### TASK INSTRUCTIONS
All the records that follow need to be reproduced exactly. Omit the images.

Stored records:
----

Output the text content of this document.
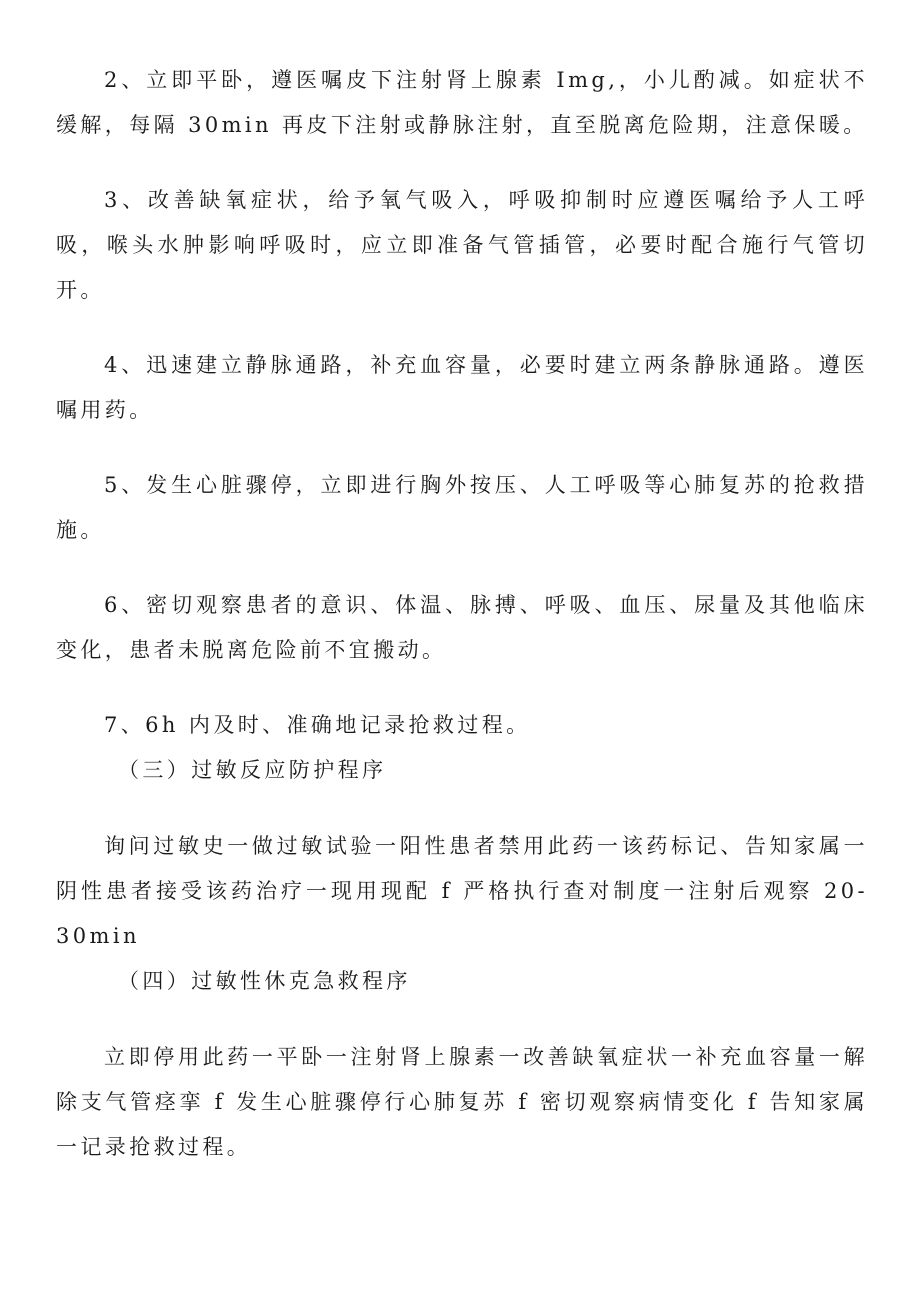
2、立即平卧，遵医嘱皮下注射肾上腺素 Img,，小儿酌减。如症状不缓解，每隔 30min 再皮下注射或静脉注射，直至脱离危险期，注意保暖。

3、改善缺氧症状，给予氧气吸入，呼吸抑制时应遵医嘱给予人工呼吸，喉头水肿影响呼吸时，应立即准备气管插管，必要时配合施行气管切开。

4、迅速建立静脉通路，补充血容量，必要时建立两条静脉通路。遵医嘱用药。

5、发生心脏骤停，立即进行胸外按压、人工呼吸等心肺复苏的抢救措施。

6、密切观察患者的意识、体温、脉搏、呼吸、血压、尿量及其他临床变化，患者未脱离危险前不宜搬动。

7、6h 内及时、准确地记录抢救过程。

（三）过敏反应防护程序

询问过敏史一做过敏试验一阳性患者禁用此药一该药标记、告知家属一阴性患者接受该药治疗一现用现配 f 严格执行查对制度一注射后观察 20-30min

（四）过敏性休克急救程序

立即停用此药一平卧一注射肾上腺素一改善缺氧症状一补充血容量一解除支气管痉挛 f 发生心脏骤停行心肺复苏 f 密切观察病情变化 f 告知家属一记录抢救过程。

----

### TASK RESPONSE
Output the text content of this document.
2、立即平卧，遵医嘱皮下注射肾上腺素 Img,，小儿酌减。如症状不缓解，每隔 30min 再皮下注射或静脉注射，直至脱离危险期，注意保暖。

3、改善缺氧症状，给予氧气吸入，呼吸抑制时应遵医嘱给予人工呼吸，喉头水肿影响呼吸时，应立即准备气管插管，必要时配合施行气管切开。

4、迅速建立静脉通路，补充血容量，必要时建立两条静脉通路。遵医嘱用药。

5、发生心脏骤停，立即进行胸外按压、人工呼吸等心肺复苏的抢救措施。

6、密切观察患者的意识、体温、脉搏、呼吸、血压、尿量及其他临床变化，患者未脱离危险前不宜搬动。

7、6h 内及时、准确地记录抢救过程。

（三）过敏反应防护程序

询问过敏史一做过敏试验一阳性患者禁用此药一该药标记、告知家属一阴性患者接受该药治疗一现用现配 f 严格执行查对制度一注射后观察 20-30min

（四）过敏性休克急救程序

立即停用此药一平卧一注射肾上腺素一改善缺氧症状一补充血容量一解除支气管痉挛 f 发生心脏骤停行心肺复苏 f 密切观察病情变化 f 告知家属一记录抢救过程。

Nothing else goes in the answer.